======== THE INPUT

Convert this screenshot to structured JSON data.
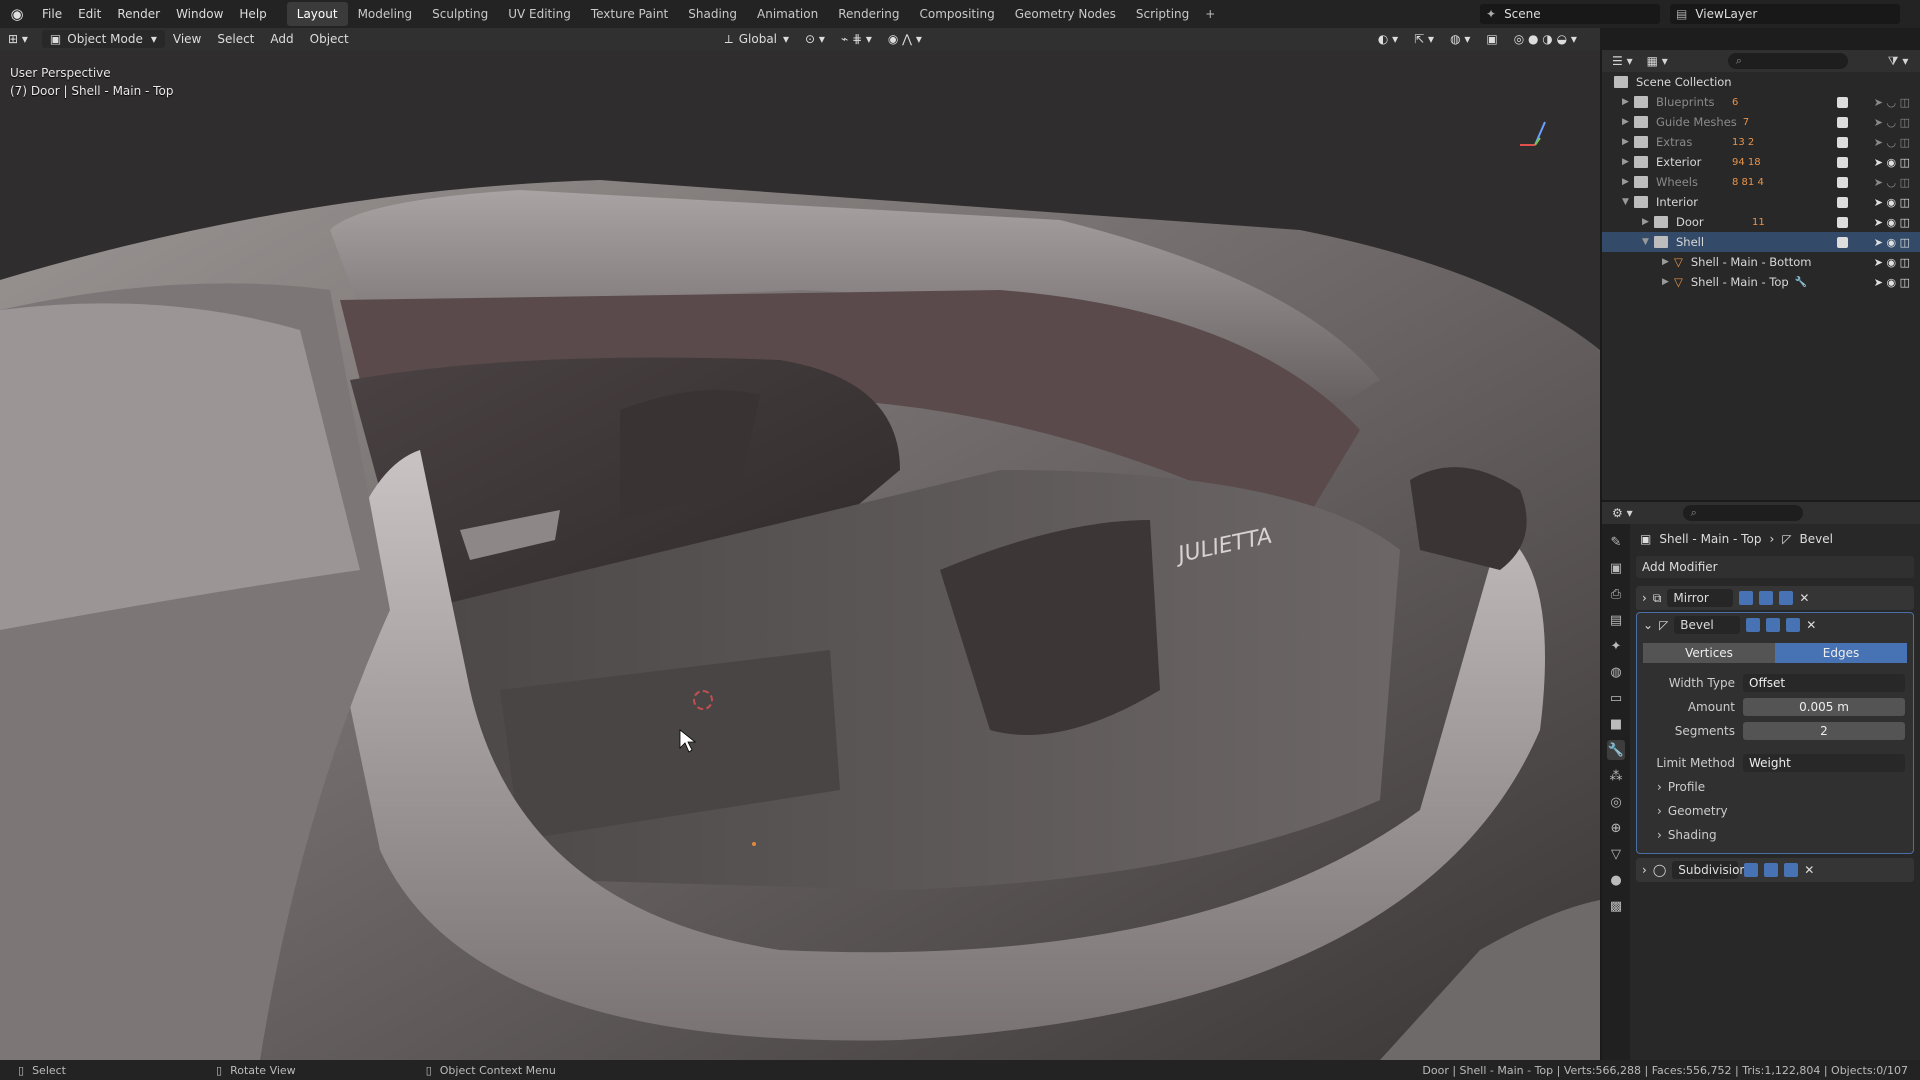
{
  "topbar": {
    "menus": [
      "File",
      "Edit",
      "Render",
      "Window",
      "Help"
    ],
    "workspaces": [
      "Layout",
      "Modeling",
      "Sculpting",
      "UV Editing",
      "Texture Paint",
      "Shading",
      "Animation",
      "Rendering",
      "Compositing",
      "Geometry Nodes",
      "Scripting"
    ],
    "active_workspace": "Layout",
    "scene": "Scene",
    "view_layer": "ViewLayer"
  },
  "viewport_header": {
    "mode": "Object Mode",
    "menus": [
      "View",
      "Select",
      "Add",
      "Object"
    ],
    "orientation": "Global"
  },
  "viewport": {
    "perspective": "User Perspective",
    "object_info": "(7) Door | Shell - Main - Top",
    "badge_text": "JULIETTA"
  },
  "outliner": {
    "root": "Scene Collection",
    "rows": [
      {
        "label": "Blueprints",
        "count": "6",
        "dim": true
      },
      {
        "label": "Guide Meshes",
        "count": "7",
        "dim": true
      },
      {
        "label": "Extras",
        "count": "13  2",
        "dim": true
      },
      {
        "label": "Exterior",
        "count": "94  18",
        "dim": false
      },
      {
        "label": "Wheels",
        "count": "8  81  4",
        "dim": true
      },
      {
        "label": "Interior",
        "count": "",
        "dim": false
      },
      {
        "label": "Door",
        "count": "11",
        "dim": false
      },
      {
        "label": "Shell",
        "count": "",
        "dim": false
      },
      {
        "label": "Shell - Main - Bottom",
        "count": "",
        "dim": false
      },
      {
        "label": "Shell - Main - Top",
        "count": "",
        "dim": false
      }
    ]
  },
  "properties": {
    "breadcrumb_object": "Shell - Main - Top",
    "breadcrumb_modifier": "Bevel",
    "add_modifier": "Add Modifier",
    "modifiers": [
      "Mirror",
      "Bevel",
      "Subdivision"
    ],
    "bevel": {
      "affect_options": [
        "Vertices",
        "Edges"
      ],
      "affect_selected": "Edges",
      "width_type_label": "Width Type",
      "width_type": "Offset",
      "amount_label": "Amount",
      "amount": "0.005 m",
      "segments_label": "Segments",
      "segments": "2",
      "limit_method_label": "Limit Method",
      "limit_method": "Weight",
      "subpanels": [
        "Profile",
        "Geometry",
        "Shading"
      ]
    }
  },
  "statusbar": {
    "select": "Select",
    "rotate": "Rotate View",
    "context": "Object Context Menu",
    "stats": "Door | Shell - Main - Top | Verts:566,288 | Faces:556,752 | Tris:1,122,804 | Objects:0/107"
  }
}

================
======== THE INPUT

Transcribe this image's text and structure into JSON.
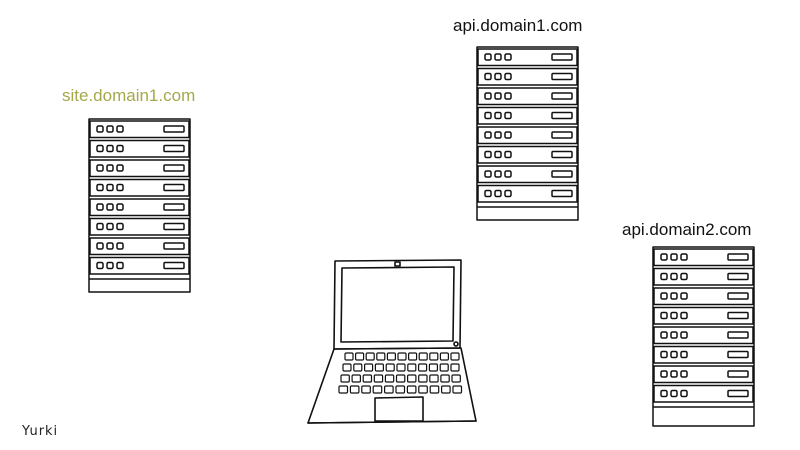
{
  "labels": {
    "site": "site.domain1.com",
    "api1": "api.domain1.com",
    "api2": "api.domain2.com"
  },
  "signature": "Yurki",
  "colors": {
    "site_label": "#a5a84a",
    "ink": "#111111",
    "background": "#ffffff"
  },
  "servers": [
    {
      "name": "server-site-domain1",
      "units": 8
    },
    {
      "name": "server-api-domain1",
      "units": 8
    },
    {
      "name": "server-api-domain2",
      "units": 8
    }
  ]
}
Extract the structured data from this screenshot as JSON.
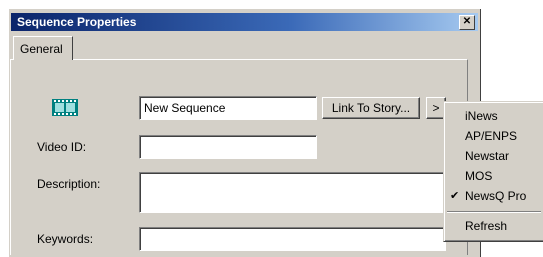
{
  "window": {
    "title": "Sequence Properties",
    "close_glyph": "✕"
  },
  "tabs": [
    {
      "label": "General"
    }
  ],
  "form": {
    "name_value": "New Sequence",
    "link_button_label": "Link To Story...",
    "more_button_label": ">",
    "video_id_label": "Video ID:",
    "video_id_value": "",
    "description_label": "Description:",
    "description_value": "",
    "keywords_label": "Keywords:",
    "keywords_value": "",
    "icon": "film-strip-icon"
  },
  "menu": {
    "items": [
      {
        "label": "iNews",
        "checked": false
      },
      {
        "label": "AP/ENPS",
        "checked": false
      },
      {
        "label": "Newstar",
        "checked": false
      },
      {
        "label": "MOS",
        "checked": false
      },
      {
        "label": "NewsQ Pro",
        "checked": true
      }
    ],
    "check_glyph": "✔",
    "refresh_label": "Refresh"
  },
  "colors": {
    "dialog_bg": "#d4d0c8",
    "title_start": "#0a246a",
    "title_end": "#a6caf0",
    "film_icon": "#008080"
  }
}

================

GIVEN INSTRUCTION: From the data, list each line in which the string "this" appears.

WRITTEN SOLUTION:
Convert this screenshot to structured JSON data.
Transcribe this image's text and structure into JSON.
Extract the structured data from this screenshot as JSON.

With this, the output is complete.